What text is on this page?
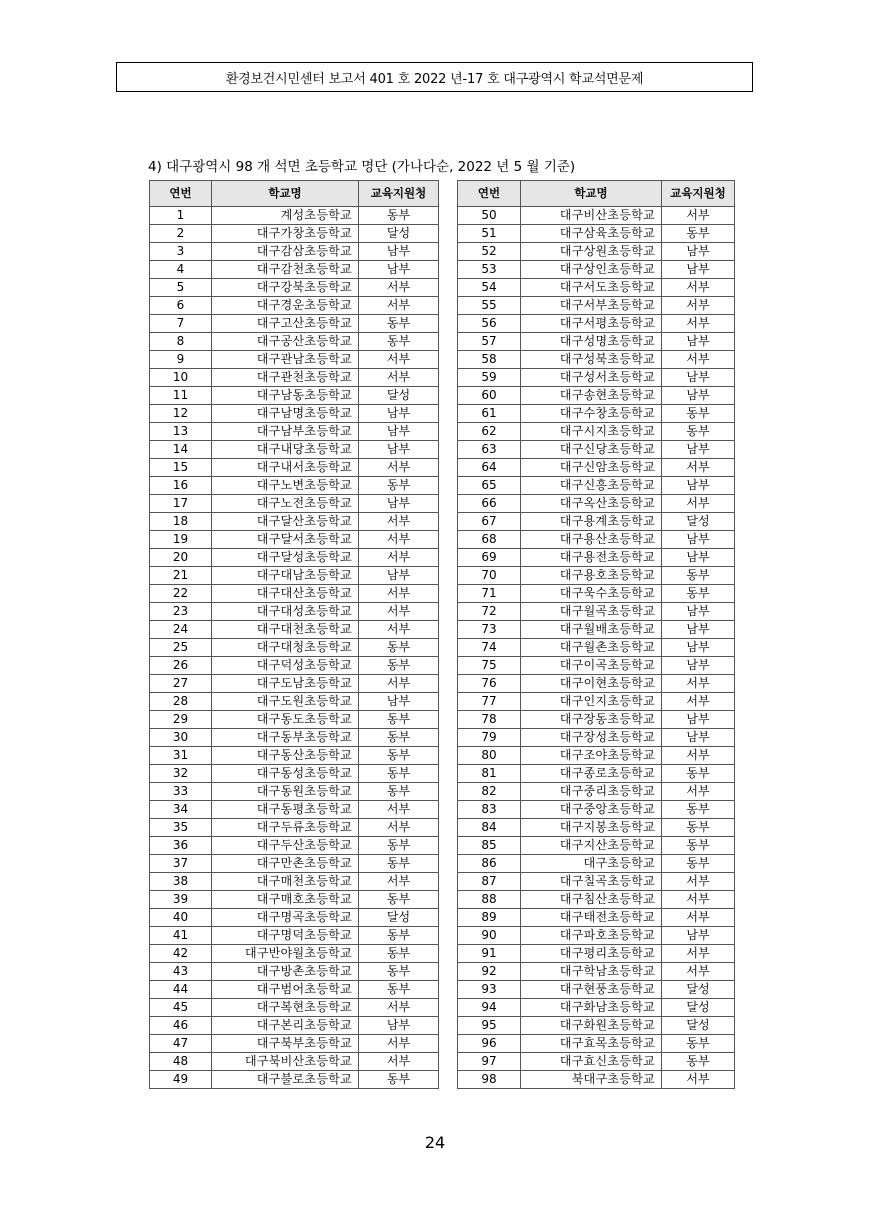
환경보건시민센터 보고서 401 호 2022 년-17 호 대구광역시 학교석면문제
4) 대구광역시 98 개 석면 초등학교 명단 (가나다순, 2022 년 5 월 기준)
연번	학교명	교육지원청
1	계성초등학교	동부
2	대구가창초등학교	달성
3	대구감삼초등학교	남부
4	대구감천초등학교	남부
5	대구강북초등학교	서부
6	대구경운초등학교	서부
7	대구고산초등학교	동부
8	대구공산초등학교	동부
9	대구관남초등학교	서부
10	대구관천초등학교	서부
11	대구남동초등학교	달성
12	대구남명초등학교	남부
13	대구남부초등학교	남부
14	대구내당초등학교	남부
15	대구내서초등학교	서부
16	대구노변초등학교	동부
17	대구노전초등학교	남부
18	대구달산초등학교	서부
19	대구달서초등학교	서부
20	대구달성초등학교	서부
21	대구대남초등학교	남부
22	대구대산초등학교	서부
23	대구대성초등학교	서부
24	대구대천초등학교	서부
25	대구대청초등학교	동부
26	대구덕성초등학교	동부
27	대구도남초등학교	서부
28	대구도원초등학교	남부
29	대구동도초등학교	동부
30	대구동부초등학교	동부
31	대구동산초등학교	동부
32	대구동성초등학교	동부
33	대구동원초등학교	동부
34	대구동평초등학교	서부
35	대구두류초등학교	서부
36	대구두산초등학교	동부
37	대구만촌초등학교	동부
38	대구매천초등학교	서부
39	대구매호초등학교	동부
40	대구명곡초등학교	달성
41	대구명덕초등학교	동부
42	대구반야월초등학교	동부
43	대구방촌초등학교	동부
44	대구범어초등학교	동부
45	대구복현초등학교	서부
46	대구본리초등학교	남부
47	대구북부초등학교	서부
48	대구북비산초등학교	서부
49	대구불로초등학교	동부
연번	학교명	교육지원청
50	대구비산초등학교	서부
51	대구삼육초등학교	동부
52	대구상원초등학교	남부
53	대구상인초등학교	남부
54	대구서도초등학교	서부
55	대구서부초등학교	서부
56	대구서평초등학교	서부
57	대구성명초등학교	남부
58	대구성북초등학교	서부
59	대구성서초등학교	남부
60	대구송현초등학교	남부
61	대구수창초등학교	동부
62	대구시지초등학교	동부
63	대구신당초등학교	남부
64	대구신암초등학교	서부
65	대구신흥초등학교	남부
66	대구옥산초등학교	서부
67	대구용계초등학교	달성
68	대구용산초등학교	남부
69	대구용전초등학교	남부
70	대구용호초등학교	동부
71	대구욱수초등학교	동부
72	대구월곡초등학교	남부
73	대구월배초등학교	남부
74	대구월촌초등학교	남부
75	대구이곡초등학교	남부
76	대구이현초등학교	서부
77	대구인지초등학교	서부
78	대구장동초등학교	남부
79	대구장성초등학교	남부
80	대구조야초등학교	서부
81	대구종로초등학교	동부
82	대구중리초등학교	서부
83	대구중앙초등학교	동부
84	대구지봉초등학교	동부
85	대구지산초등학교	동부
86	대구초등학교	동부
87	대구칠곡초등학교	서부
88	대구침산초등학교	서부
89	대구태전초등학교	서부
90	대구파호초등학교	남부
91	대구평리초등학교	서부
92	대구학남초등학교	서부
93	대구현풍초등학교	달성
94	대구화남초등학교	달성
95	대구화원초등학교	달성
96	대구효목초등학교	동부
97	대구효신초등학교	동부
98	북대구초등학교	서부
24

* YOUR INSTRUCTIONS *
Skip the pictures and print each record exactly as it stands.

* SOLUTION *
What text is on this page?
환경보건시민센터 보고서 401 호 2022 년-17 호 대구광역시 학교석면문제
4) 대구광역시 98 개 석면 초등학교 명단 (가나다순, 2022 년 5 월 기준)
연번	학교명	교육지원청
1	계성초등학교	동부
2	대구가창초등학교	달성
3	대구감삼초등학교	남부
4	대구감천초등학교	남부
5	대구강북초등학교	서부
6	대구경운초등학교	서부
7	대구고산초등학교	동부
8	대구공산초등학교	동부
9	대구관남초등학교	서부
10	대구관천초등학교	서부
11	대구남동초등학교	달성
12	대구남명초등학교	남부
13	대구남부초등학교	남부
14	대구내당초등학교	남부
15	대구내서초등학교	서부
16	대구노변초등학교	동부
17	대구노전초등학교	남부
18	대구달산초등학교	서부
19	대구달서초등학교	서부
20	대구달성초등학교	서부
21	대구대남초등학교	남부
22	대구대산초등학교	서부
23	대구대성초등학교	서부
24	대구대천초등학교	서부
25	대구대청초등학교	동부
26	대구덕성초등학교	동부
27	대구도남초등학교	서부
28	대구도원초등학교	남부
29	대구동도초등학교	동부
30	대구동부초등학교	동부
31	대구동산초등학교	동부
32	대구동성초등학교	동부
33	대구동원초등학교	동부
34	대구동평초등학교	서부
35	대구두류초등학교	서부
36	대구두산초등학교	동부
37	대구만촌초등학교	동부
38	대구매천초등학교	서부
39	대구매호초등학교	동부
40	대구명곡초등학교	달성
41	대구명덕초등학교	동부
42	대구반야월초등학교	동부
43	대구방촌초등학교	동부
44	대구범어초등학교	동부
45	대구복현초등학교	서부
46	대구본리초등학교	남부
47	대구북부초등학교	서부
48	대구북비산초등학교	서부
49	대구불로초등학교	동부
연번	학교명	교육지원청
50	대구비산초등학교	서부
51	대구삼육초등학교	동부
52	대구상원초등학교	남부
53	대구상인초등학교	남부
54	대구서도초등학교	서부
55	대구서부초등학교	서부
56	대구서평초등학교	서부
57	대구성명초등학교	남부
58	대구성북초등학교	서부
59	대구성서초등학교	남부
60	대구송현초등학교	남부
61	대구수창초등학교	동부
62	대구시지초등학교	동부
63	대구신당초등학교	남부
64	대구신암초등학교	서부
65	대구신흥초등학교	남부
66	대구옥산초등학교	서부
67	대구용계초등학교	달성
68	대구용산초등학교	남부
69	대구용전초등학교	남부
70	대구용호초등학교	동부
71	대구욱수초등학교	동부
72	대구월곡초등학교	남부
73	대구월배초등학교	남부
74	대구월촌초등학교	남부
75	대구이곡초등학교	남부
76	대구이현초등학교	서부
77	대구인지초등학교	서부
78	대구장동초등학교	남부
79	대구장성초등학교	남부
80	대구조야초등학교	서부
81	대구종로초등학교	동부
82	대구중리초등학교	서부
83	대구중앙초등학교	동부
84	대구지봉초등학교	동부
85	대구지산초등학교	동부
86	대구초등학교	동부
87	대구칠곡초등학교	서부
88	대구침산초등학교	서부
89	대구태전초등학교	서부
90	대구파호초등학교	남부
91	대구평리초등학교	서부
92	대구학남초등학교	서부
93	대구현풍초등학교	달성
94	대구화남초등학교	달성
95	대구화원초등학교	달성
96	대구효목초등학교	동부
97	대구효신초등학교	동부
98	북대구초등학교	서부
24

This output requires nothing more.